◆ Work to complete ◆
Among the records below, find each line that includes the string "Agregar" and copy it.

◆ Provided material ◆
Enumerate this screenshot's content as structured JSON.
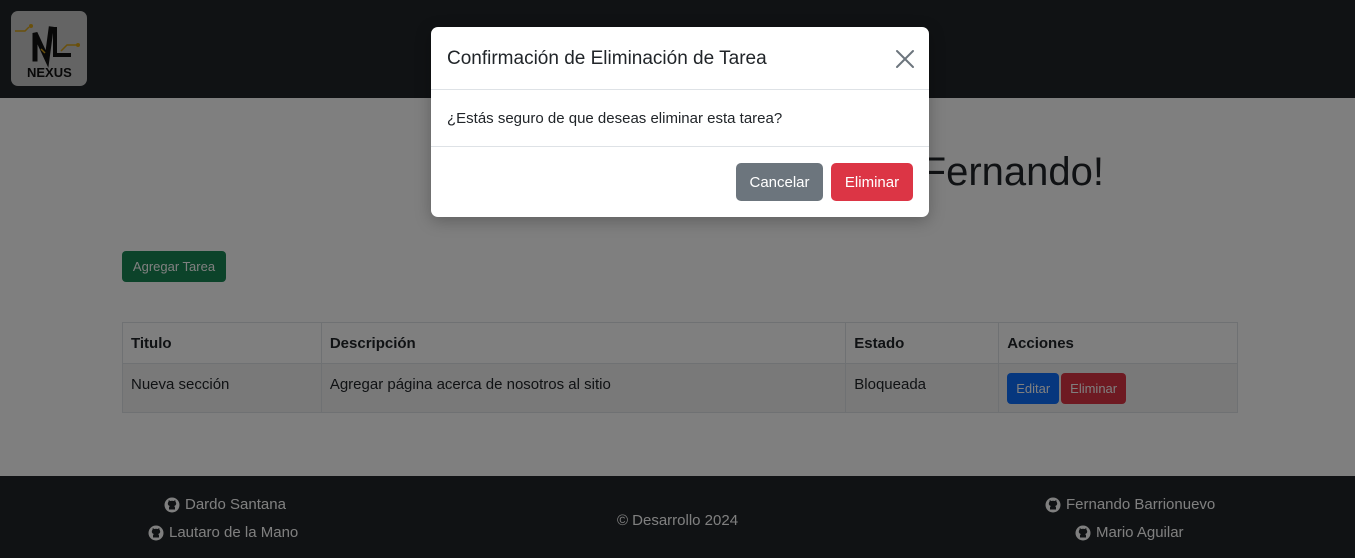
{
  "brand": {
    "logo_text": "NEXUS"
  },
  "main": {
    "welcome_title": "¡Bienvenido, Fernando!",
    "add_task_button": "Agregar Tarea"
  },
  "table": {
    "headers": [
      "Titulo",
      "Descripción",
      "Estado",
      "Acciones"
    ],
    "rows": [
      {
        "title": "Nueva sección",
        "description": "Agregar página acerca de nosotros al sitio",
        "status": "Bloqueada",
        "edit_label": "Editar",
        "delete_label": "Eliminar"
      }
    ]
  },
  "footer": {
    "left_links": [
      "Dardo Santana",
      "Lautaro de la Mano"
    ],
    "copyright": "© Desarrollo 2024",
    "right_links": [
      "Fernando Barrionuevo",
      "Mario Aguilar"
    ],
    "icon": "github-icon"
  },
  "modal": {
    "title": "Confirmación de Eliminación de Tarea",
    "message": "¿Estás seguro de que deseas eliminar esta tarea?",
    "cancel_label": "Cancelar",
    "confirm_label": "Eliminar",
    "close_icon": "close-icon"
  },
  "colors": {
    "dark": "#212529",
    "success": "#198754",
    "primary": "#0d6efd",
    "danger": "#dc3545",
    "secondary": "#6c757d"
  }
}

◆ Task solution ◆
    "add_task_button": "Agregar Tarea"
        "description": "Agregar página acerca de nosotros al sitio",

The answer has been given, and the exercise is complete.